Problem to solve: In the abstract below on animating and sounding an image, which architecture is the proposed approach based on?

Extract to read:
Skip to yearly menu bar Skip to main content


Poster

Animate and Sound an Image

Xihua Wang · Ruihua Song · Chongxuan Li · Xin Cheng · Boyuan Li · Yihan Wu · Yuyue Wang · Hongteng Xu · Yunfeng Wang


Abstract:

This paper addresses a promising yet underexplored task, Image-to-Sounding-Video (I2SV) generation, which animates a static image and generates synchronized sound simultaneously. Despite advances in video and audio generation models, some challenges remain to develop a unified model for generating naturally sounding videos. In this work, we propose a novel approach that leverages two separate pretrained diffusion models and makes vision and audio influence each other during generation based on the Diffusion Transformer (DiT) architecture. First, the individual video and audio generation models are decomposed into input, output, and expert sub-modules. We propose using a unified joint DiT block in the expert sub-modules to effectively model the interaction between the two modalities, resulting in high-quality I2SV generation. Then, we introduce a joint classifier-free guidance technique to boost the performance during joint generation.Finally, we conduct extensive experiments on three popular benchmark datasets, and in both objective and subjective evaluation our method surpass all the baseline methods in almost all metrics. Case studies show that our generated sounding videos are high quality and synchronized between video and audio.

Items:
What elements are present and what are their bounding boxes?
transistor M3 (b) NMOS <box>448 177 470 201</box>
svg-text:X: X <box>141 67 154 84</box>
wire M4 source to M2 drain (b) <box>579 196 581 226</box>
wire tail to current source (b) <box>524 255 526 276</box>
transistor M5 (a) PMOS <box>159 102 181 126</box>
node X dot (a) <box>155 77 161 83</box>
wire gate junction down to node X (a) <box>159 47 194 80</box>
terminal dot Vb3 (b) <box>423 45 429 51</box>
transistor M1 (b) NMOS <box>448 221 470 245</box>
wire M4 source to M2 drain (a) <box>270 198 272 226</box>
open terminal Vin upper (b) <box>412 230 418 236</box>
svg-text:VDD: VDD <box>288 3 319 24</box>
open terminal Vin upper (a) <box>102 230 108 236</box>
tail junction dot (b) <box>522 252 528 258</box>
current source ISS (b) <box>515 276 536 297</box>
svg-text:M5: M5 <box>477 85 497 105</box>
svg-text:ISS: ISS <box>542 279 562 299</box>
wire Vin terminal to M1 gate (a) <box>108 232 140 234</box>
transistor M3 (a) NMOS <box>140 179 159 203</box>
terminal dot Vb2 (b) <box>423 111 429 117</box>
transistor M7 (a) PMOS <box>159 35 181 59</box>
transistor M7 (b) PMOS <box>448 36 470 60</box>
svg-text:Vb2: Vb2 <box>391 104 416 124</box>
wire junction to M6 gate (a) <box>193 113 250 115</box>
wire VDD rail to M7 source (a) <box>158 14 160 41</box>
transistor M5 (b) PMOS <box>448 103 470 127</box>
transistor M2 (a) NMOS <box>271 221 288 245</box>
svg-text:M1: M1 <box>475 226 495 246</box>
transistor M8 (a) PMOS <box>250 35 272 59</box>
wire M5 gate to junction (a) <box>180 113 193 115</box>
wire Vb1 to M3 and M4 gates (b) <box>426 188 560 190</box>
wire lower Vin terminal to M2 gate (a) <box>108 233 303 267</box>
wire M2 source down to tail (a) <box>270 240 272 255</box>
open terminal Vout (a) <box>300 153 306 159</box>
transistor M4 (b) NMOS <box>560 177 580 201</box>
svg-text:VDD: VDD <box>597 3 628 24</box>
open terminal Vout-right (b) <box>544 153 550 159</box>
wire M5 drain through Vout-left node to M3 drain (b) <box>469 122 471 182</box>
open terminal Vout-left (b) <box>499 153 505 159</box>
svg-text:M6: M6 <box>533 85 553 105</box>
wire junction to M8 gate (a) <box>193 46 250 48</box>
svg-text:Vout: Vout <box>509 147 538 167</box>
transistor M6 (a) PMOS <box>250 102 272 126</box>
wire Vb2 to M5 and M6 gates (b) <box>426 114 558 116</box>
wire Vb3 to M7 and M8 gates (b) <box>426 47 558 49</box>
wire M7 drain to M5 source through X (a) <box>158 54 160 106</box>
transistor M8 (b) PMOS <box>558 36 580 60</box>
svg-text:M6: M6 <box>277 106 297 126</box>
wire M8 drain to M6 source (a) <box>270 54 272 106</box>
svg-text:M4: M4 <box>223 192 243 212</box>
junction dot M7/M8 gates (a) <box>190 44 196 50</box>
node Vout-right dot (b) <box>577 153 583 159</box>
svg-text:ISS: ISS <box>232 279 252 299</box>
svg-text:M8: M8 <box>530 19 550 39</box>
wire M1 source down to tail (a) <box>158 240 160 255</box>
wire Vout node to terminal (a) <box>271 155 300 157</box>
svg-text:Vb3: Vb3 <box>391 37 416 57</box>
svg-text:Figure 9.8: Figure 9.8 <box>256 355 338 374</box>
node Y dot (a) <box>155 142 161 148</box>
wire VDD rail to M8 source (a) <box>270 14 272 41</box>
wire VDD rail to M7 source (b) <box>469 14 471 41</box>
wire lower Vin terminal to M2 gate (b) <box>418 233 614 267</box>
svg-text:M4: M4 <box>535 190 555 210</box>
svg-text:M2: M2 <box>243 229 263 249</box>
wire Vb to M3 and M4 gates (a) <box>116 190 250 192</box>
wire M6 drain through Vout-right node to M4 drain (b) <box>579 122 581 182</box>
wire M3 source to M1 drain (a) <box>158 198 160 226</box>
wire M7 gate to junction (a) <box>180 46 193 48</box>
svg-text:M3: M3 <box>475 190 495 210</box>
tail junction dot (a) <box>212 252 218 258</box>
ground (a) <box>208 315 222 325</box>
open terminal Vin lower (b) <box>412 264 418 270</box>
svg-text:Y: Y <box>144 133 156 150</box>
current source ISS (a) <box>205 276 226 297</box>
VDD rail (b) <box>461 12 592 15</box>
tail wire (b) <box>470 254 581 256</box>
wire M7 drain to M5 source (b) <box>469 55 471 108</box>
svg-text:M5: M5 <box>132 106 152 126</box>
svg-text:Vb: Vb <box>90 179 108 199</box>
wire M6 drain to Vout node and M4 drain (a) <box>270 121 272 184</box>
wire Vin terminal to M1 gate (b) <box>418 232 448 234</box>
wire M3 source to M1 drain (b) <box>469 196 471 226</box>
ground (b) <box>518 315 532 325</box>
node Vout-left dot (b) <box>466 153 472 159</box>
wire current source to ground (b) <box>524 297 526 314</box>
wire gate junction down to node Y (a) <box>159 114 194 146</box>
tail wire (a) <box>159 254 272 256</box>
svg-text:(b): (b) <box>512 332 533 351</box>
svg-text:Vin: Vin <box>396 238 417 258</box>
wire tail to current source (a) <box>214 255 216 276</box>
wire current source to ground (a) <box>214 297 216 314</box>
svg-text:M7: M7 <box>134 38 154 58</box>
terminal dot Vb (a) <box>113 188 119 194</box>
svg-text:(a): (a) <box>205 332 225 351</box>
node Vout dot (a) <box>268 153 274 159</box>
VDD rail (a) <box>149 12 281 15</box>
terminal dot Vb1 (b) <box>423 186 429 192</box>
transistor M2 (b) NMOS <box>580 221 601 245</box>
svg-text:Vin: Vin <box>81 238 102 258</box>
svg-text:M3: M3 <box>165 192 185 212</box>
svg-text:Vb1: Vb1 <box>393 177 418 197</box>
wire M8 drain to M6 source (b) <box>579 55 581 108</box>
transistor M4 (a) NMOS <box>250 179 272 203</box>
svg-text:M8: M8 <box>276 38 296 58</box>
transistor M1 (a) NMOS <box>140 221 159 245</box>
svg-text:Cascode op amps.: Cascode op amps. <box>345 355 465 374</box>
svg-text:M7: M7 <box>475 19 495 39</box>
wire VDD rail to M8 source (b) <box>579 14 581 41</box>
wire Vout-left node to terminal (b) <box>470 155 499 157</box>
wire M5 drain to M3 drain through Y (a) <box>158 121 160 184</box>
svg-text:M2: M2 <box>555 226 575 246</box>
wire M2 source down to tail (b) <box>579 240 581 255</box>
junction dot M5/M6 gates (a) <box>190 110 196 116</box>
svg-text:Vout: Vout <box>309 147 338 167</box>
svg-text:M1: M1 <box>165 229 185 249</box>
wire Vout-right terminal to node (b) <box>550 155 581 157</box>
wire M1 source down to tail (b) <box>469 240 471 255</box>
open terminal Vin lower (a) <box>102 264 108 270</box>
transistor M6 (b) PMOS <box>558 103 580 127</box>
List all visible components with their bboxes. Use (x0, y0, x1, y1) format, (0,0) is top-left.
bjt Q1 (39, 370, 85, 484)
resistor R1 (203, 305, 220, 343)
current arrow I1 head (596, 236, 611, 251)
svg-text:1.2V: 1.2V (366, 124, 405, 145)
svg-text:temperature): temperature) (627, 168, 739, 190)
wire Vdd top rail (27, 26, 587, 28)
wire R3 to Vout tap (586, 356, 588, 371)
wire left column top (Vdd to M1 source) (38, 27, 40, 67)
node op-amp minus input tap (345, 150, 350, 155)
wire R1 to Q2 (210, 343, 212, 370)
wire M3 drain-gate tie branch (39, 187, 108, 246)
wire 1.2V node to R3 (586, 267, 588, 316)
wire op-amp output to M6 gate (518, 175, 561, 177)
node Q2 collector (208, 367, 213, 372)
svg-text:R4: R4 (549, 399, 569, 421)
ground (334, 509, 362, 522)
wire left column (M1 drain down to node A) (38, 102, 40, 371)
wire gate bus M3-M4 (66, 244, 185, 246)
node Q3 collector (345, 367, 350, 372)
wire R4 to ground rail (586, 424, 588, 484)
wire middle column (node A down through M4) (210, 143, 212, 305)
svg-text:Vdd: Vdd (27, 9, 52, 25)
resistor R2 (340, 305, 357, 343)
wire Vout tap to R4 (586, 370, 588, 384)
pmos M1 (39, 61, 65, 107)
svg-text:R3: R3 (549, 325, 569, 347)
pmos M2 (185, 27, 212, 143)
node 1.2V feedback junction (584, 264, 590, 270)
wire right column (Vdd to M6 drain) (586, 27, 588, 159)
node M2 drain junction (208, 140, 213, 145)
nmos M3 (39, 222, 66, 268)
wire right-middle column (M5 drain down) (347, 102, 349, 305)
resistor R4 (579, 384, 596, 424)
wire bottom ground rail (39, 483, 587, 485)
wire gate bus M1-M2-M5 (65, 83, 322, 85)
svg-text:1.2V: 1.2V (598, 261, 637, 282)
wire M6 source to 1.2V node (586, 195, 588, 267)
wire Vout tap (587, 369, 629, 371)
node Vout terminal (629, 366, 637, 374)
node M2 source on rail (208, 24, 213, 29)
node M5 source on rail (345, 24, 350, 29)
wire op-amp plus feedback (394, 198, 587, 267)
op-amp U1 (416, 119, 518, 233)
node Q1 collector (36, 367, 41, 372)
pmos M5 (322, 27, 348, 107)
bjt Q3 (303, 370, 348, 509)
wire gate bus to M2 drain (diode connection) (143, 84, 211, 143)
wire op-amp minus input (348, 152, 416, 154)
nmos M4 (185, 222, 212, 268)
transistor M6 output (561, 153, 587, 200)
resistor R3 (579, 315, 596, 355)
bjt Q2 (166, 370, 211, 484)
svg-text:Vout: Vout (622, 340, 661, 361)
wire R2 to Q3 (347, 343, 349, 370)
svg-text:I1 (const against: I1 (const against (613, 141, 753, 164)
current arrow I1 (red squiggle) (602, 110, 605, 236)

Solution to the problem: The Diffusion Transformer (DiT) architecture.